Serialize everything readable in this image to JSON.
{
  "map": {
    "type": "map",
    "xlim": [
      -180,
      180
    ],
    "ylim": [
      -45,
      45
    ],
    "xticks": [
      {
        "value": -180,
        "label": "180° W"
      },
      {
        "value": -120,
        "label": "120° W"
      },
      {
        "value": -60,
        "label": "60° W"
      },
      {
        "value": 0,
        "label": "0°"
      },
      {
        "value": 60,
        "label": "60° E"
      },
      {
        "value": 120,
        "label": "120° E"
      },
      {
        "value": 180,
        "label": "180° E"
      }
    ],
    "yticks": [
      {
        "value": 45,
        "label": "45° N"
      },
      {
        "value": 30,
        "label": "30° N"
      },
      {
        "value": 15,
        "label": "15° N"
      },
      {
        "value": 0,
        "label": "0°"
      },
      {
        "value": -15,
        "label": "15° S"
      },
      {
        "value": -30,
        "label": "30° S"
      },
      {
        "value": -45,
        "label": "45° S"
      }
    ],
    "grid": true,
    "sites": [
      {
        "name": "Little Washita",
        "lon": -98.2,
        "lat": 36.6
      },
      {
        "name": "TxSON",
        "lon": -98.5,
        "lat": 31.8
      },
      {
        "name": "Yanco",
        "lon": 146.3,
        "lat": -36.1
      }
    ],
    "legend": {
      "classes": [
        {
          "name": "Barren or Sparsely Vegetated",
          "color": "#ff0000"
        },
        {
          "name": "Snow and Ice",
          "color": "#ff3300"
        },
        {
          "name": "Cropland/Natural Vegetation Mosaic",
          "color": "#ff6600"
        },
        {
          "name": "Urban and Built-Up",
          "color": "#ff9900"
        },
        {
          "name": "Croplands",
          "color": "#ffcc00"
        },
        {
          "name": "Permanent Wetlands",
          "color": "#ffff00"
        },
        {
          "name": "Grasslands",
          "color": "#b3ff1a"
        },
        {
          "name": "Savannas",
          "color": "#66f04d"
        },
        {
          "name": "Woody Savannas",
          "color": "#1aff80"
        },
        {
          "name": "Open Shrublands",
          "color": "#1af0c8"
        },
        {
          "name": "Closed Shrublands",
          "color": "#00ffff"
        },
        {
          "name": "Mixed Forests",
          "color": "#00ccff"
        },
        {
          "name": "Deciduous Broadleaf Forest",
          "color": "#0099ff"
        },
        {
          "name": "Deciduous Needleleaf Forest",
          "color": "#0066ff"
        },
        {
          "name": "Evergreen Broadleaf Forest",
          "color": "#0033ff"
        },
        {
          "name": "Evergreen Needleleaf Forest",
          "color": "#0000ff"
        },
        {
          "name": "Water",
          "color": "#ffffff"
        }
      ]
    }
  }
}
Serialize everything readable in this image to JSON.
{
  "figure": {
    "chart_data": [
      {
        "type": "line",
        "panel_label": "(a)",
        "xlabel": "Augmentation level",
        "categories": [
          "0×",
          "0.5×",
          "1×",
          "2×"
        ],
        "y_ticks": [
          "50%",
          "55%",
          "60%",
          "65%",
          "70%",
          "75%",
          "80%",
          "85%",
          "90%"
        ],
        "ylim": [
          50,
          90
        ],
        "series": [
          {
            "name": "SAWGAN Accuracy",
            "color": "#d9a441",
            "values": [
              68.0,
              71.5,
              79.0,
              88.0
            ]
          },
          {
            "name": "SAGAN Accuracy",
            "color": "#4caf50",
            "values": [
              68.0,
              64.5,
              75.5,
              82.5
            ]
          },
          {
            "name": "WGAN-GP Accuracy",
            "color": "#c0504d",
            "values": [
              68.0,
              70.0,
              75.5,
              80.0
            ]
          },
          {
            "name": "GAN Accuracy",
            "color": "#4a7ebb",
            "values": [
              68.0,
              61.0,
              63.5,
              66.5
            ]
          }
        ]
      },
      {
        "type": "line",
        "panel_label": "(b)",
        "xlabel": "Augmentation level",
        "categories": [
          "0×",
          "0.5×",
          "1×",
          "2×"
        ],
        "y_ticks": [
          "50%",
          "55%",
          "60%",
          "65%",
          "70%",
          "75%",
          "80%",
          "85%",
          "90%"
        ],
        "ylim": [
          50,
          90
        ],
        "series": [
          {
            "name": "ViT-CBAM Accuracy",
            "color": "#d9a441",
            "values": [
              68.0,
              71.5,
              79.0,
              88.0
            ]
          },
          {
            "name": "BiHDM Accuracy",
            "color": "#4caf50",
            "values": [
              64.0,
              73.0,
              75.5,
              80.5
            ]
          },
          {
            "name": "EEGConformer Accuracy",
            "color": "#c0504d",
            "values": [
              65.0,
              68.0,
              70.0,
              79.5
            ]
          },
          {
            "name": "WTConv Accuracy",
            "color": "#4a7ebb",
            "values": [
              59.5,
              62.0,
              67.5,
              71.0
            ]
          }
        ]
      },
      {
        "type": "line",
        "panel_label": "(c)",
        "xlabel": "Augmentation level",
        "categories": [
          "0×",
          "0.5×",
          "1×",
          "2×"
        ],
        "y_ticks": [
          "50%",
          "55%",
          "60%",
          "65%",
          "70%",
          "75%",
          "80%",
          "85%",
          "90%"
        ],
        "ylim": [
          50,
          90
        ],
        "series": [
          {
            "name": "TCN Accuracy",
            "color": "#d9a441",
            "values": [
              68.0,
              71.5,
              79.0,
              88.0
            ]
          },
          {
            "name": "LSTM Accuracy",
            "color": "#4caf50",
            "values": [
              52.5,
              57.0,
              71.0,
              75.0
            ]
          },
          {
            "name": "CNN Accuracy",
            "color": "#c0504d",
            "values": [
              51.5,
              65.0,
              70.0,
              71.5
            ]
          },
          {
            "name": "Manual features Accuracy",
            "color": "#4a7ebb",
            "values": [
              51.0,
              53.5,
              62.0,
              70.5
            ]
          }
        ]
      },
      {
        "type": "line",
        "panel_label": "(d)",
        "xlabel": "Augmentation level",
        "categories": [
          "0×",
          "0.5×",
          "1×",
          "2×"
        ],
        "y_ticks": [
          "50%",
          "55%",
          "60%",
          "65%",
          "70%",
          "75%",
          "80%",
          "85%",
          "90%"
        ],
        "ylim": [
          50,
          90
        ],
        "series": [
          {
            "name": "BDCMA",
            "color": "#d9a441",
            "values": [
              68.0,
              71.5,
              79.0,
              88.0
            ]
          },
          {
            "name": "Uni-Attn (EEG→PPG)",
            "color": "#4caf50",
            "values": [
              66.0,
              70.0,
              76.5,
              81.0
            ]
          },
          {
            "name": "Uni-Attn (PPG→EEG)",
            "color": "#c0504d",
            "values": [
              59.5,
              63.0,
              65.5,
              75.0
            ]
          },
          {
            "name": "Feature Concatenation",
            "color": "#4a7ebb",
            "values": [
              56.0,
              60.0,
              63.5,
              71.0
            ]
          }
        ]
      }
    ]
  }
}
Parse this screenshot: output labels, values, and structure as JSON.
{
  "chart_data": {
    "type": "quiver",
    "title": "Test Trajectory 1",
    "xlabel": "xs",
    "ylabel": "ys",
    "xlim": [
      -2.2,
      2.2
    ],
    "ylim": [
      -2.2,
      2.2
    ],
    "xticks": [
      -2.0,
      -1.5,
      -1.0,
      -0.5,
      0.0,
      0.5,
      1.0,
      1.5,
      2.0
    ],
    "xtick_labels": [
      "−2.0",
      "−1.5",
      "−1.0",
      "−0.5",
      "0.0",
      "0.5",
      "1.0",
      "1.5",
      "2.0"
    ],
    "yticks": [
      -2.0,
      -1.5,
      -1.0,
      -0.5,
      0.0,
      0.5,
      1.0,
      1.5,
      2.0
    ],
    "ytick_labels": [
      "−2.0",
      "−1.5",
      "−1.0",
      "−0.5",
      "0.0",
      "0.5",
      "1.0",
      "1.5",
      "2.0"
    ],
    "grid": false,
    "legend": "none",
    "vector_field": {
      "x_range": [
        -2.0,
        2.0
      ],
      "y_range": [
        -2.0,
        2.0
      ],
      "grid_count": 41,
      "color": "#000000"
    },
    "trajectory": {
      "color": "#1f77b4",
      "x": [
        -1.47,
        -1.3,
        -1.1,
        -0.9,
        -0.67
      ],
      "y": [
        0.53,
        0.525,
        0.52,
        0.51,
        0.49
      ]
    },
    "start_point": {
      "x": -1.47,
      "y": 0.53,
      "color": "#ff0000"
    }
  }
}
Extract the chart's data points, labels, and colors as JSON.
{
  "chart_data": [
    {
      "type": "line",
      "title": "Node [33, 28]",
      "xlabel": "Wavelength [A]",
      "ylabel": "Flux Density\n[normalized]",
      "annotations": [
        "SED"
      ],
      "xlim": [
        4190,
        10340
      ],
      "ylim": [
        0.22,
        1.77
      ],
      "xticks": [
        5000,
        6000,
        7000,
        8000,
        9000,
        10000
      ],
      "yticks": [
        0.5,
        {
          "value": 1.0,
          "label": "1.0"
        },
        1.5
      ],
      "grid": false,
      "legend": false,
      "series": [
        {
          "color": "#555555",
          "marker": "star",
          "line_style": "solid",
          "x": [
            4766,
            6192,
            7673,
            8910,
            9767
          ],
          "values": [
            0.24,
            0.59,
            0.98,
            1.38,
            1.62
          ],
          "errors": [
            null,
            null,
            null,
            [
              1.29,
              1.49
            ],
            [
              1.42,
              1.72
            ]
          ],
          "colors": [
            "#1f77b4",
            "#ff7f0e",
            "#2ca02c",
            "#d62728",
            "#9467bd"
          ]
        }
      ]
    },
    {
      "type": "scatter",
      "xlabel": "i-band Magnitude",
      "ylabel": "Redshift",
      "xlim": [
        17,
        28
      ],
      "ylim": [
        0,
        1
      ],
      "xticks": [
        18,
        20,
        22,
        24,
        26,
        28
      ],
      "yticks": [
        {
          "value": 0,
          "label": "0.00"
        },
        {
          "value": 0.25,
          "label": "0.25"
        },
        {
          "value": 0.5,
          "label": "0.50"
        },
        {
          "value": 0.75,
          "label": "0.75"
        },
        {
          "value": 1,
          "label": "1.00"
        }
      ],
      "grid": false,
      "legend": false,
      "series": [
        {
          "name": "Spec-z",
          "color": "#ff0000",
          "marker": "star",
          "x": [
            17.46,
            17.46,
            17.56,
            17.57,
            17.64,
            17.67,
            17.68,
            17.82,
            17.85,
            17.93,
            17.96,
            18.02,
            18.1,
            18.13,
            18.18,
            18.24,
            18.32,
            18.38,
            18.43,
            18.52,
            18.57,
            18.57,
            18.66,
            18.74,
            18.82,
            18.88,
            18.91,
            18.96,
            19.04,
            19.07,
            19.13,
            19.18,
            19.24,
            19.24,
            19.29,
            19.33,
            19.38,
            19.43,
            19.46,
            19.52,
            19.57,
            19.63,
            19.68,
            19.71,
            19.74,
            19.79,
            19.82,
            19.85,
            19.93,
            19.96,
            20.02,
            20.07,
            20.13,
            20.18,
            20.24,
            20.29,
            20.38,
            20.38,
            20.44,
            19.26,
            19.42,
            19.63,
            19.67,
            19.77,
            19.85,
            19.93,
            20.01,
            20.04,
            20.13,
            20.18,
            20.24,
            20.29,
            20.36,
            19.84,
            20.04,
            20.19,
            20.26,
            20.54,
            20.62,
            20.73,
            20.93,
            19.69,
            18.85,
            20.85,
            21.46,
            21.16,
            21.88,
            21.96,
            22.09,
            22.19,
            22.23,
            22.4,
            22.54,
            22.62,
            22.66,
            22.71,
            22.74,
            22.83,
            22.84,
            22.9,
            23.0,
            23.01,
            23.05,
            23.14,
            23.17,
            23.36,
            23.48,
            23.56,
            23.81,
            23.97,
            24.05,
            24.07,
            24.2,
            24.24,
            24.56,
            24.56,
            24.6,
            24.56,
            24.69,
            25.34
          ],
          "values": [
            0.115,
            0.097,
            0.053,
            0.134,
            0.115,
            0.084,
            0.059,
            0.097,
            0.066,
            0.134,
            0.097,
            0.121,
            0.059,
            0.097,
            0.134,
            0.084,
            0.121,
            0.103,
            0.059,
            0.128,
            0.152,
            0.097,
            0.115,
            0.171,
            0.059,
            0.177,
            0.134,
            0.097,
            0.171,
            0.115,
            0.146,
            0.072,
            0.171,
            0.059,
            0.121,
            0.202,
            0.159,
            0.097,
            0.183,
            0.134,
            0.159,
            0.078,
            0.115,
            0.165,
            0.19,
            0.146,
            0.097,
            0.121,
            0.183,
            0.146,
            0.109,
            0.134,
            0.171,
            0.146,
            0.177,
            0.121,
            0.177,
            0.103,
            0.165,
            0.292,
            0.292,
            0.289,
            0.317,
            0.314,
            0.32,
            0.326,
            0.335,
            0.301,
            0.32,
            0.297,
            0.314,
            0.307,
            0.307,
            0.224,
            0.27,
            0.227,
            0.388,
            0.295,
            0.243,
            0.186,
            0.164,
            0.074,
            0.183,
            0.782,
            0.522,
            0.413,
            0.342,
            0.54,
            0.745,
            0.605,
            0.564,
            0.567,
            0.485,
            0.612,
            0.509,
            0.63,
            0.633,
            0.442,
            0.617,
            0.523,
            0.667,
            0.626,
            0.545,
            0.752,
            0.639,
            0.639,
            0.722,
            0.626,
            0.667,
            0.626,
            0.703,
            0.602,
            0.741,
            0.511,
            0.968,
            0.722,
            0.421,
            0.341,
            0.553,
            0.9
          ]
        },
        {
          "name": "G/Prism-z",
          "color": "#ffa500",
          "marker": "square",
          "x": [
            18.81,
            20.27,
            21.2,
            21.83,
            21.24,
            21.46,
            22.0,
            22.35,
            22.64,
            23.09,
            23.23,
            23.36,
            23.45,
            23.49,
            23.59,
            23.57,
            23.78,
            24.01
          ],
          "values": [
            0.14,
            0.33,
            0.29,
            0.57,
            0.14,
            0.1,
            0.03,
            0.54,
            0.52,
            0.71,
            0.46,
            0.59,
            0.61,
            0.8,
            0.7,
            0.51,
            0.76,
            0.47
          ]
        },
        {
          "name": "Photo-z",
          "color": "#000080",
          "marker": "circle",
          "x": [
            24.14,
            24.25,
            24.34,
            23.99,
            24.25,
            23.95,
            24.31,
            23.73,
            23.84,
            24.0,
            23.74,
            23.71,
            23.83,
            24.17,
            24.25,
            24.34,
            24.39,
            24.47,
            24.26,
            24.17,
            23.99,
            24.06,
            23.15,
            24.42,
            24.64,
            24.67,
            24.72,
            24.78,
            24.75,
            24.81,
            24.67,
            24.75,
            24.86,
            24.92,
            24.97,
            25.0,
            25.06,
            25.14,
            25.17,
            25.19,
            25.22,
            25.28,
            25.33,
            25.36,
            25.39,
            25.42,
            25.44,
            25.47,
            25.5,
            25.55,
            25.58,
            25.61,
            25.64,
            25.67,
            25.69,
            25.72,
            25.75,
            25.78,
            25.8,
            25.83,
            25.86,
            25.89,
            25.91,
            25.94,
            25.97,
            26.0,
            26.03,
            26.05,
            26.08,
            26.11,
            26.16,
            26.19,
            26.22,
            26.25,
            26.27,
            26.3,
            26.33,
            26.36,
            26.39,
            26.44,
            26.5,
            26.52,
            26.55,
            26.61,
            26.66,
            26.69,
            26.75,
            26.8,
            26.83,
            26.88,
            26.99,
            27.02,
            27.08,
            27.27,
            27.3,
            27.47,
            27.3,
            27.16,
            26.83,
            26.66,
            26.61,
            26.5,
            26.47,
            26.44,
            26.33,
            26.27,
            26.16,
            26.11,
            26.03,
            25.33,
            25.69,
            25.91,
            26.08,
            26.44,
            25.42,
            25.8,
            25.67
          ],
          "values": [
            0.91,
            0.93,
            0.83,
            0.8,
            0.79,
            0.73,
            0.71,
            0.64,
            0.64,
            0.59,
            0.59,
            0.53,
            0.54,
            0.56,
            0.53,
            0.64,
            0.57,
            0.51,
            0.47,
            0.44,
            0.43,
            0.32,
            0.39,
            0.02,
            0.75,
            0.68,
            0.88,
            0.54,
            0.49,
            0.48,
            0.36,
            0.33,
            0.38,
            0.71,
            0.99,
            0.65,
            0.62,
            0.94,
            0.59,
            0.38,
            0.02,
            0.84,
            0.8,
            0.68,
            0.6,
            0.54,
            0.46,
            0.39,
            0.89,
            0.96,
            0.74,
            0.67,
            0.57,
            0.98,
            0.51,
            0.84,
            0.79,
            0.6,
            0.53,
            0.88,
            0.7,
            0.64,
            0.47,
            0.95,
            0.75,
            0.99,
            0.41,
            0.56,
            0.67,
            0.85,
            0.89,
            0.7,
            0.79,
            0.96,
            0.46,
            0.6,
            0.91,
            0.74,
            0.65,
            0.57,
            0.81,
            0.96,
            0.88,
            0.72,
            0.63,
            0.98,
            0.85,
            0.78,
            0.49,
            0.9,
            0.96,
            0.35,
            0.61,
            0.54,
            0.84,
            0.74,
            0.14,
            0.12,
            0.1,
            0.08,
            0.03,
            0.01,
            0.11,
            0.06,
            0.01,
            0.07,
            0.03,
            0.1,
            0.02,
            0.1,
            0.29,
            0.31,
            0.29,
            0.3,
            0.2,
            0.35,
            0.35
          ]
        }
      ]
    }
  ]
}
◇ ◇ ◇ ◇ ◇ ◇ ◇
What is needed
Return, from the data, each line that has the word "marker" in it.

Written reply
          "marker": "star",
          "marker": "star",
          "marker": "square",
          "marker": "circle",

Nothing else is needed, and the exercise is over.